Selected excerpt
********************

Dramatis Personæ is a poetry collection by Robert Browning. It was published in 1864.

==Background==
Browning wrote the collection in London, where he had returned with his son after the death of his wife, Elizabeth Barrett Browning. It was his first publication after a nine-year hiatus. During this time, Browning's reputation was fluctuating, and Dramatis Personae along with The Ring and the Book, which is widely considered his greatest work, were enough to begin a critical re-evaluation of the writer.

==The poems==
The poems in Dramatis Personae are dramatic, with a wide range of narrators. The narrator is usually in a situation that reveals to the reader some aspect of his personality. Instead of speeches that are intended for others' ears, most are soliloquies. They are generally darker than the poems found in Men and Women, his previous collection, and along with The Ring and the Book these poems embody a turning point in Browning's style. Browning's poetry after this point most notably touches on religion and marital distress, two potent issues of his time period.

********************

(Document structure recognition listing)

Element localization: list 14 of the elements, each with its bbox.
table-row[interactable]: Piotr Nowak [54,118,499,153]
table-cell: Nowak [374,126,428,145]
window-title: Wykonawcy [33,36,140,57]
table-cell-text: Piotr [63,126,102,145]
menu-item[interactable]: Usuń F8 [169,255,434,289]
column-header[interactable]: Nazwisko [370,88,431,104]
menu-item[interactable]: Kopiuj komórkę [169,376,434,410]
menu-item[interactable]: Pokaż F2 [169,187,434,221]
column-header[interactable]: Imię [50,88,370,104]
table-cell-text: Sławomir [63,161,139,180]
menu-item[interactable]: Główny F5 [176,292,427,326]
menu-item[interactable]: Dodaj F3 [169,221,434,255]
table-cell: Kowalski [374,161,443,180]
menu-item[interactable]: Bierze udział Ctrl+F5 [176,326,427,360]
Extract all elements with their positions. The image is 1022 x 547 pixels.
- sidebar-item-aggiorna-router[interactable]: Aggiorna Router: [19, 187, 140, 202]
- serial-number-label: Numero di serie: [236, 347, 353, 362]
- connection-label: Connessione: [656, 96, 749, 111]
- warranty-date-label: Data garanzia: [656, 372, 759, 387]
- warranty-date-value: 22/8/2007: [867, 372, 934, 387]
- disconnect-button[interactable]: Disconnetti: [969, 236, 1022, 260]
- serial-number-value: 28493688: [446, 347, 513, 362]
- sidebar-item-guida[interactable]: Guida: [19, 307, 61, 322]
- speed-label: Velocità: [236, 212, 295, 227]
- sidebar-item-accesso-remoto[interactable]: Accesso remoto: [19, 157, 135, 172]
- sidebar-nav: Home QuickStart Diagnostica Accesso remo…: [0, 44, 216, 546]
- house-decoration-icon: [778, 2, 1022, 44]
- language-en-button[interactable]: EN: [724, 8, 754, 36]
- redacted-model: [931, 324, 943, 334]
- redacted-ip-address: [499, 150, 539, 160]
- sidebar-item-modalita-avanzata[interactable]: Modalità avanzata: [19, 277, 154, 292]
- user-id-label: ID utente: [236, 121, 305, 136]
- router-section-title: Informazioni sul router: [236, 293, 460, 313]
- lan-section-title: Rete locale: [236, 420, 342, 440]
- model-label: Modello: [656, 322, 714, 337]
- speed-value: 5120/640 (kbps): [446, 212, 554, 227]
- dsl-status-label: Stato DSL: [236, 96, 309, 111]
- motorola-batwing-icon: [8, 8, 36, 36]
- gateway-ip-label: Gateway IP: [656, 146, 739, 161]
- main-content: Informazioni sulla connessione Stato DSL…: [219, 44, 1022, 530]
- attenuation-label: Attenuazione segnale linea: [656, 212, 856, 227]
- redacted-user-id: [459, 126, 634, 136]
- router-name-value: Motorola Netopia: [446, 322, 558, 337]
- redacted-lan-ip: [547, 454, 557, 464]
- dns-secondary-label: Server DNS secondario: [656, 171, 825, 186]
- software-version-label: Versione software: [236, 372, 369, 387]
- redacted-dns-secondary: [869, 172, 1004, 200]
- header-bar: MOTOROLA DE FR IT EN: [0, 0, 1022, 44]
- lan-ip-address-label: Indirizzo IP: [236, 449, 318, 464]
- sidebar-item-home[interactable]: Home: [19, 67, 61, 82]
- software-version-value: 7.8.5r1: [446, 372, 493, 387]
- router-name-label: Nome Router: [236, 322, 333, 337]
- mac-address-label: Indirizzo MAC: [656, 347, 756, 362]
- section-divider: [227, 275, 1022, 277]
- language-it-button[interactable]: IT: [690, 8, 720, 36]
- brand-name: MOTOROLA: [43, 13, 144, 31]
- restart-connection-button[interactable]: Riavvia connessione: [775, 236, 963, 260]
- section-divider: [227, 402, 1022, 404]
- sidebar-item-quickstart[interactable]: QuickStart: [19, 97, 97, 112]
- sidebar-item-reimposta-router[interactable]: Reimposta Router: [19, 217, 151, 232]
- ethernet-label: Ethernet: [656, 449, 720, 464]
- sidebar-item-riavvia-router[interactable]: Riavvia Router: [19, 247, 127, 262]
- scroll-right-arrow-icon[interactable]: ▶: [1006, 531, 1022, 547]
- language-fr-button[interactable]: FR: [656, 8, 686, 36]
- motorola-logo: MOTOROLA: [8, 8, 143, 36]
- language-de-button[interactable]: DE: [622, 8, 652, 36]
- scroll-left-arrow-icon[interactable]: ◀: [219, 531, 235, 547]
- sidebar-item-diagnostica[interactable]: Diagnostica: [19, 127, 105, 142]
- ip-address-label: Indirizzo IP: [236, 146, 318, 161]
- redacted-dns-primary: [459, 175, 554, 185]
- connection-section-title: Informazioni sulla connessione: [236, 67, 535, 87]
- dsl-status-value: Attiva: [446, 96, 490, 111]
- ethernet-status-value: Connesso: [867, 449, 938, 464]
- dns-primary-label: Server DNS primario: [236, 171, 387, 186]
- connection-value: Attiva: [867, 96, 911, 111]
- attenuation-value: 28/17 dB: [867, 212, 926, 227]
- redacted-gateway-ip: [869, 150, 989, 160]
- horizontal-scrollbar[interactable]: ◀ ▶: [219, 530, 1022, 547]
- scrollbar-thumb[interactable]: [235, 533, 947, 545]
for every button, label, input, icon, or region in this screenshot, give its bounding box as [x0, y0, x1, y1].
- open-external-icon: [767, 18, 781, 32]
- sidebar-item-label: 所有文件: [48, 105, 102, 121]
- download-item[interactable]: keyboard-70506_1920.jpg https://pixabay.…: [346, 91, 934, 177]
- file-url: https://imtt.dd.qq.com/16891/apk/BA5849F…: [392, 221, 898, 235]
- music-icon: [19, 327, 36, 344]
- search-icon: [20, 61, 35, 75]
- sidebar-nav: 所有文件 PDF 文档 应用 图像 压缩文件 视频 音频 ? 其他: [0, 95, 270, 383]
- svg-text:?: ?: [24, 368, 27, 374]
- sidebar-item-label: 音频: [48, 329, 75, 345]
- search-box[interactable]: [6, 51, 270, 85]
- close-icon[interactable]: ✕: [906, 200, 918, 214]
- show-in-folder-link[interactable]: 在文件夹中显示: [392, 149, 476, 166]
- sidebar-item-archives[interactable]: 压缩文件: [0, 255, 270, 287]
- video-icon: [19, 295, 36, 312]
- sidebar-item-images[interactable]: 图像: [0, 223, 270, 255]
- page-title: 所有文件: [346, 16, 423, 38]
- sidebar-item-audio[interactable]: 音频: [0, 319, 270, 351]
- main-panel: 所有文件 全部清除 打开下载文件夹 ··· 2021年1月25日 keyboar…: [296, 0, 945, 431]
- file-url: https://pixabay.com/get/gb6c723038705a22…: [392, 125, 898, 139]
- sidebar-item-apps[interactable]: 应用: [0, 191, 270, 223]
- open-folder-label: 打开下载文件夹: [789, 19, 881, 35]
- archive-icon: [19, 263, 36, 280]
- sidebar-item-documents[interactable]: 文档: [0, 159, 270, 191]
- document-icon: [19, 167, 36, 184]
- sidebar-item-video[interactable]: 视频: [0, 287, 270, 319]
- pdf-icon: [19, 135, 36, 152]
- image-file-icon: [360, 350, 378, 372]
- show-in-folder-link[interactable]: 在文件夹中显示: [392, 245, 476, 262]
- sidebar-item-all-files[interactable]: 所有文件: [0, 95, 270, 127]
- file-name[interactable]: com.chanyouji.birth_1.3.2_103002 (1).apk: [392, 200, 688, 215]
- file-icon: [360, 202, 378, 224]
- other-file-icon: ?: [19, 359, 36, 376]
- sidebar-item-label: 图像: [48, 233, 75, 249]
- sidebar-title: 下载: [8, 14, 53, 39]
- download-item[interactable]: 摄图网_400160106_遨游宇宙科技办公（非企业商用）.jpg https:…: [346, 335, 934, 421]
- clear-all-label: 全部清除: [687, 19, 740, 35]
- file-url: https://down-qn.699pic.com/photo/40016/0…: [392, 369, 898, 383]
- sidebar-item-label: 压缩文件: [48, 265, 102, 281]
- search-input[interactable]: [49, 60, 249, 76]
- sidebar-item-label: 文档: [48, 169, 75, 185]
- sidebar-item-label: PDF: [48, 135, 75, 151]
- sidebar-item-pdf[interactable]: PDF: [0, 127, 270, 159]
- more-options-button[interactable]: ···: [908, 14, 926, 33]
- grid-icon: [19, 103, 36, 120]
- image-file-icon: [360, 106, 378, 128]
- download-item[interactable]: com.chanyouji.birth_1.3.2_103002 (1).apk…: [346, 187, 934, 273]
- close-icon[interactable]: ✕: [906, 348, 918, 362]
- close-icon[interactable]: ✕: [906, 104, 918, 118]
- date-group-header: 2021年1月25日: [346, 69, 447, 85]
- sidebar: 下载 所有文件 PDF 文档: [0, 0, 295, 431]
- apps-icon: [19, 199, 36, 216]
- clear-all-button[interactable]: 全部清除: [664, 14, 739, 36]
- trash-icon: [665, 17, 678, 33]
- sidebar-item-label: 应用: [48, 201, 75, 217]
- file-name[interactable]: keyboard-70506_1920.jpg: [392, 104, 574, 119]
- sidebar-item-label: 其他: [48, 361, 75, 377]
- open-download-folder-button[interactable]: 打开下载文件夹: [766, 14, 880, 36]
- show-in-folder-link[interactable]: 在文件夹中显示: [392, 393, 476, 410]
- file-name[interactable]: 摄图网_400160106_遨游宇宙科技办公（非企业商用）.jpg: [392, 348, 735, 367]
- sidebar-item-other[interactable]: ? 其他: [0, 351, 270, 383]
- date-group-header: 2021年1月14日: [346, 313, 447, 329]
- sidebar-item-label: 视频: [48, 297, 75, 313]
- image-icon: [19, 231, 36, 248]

********************

Complete the following
• a. From the Dramatis Personæ passage, extract the part that opens with the words "Dramatis Personæ is" and closes with "of the writer.", copying it word for word.
• b. According to the Dramatis Personæ passage, in which city did Browning write the collection?

Per-task answers
• a.
Dramatis Personæ is a poetry collection by Robert Browning. It was published in 1864.

==Background==
Browning wrote the collection in London, where he had returned with his son after the death of his wife, Elizabeth Barrett Browning. It was his first publication after a nine-year hiatus. During this time, Browning's reputation was fluctuating, and Dramatis Personae along with The Ring and the Book, which is widely considered his greatest work, were enough to begin a critical re-evaluation of the writer.

• b. London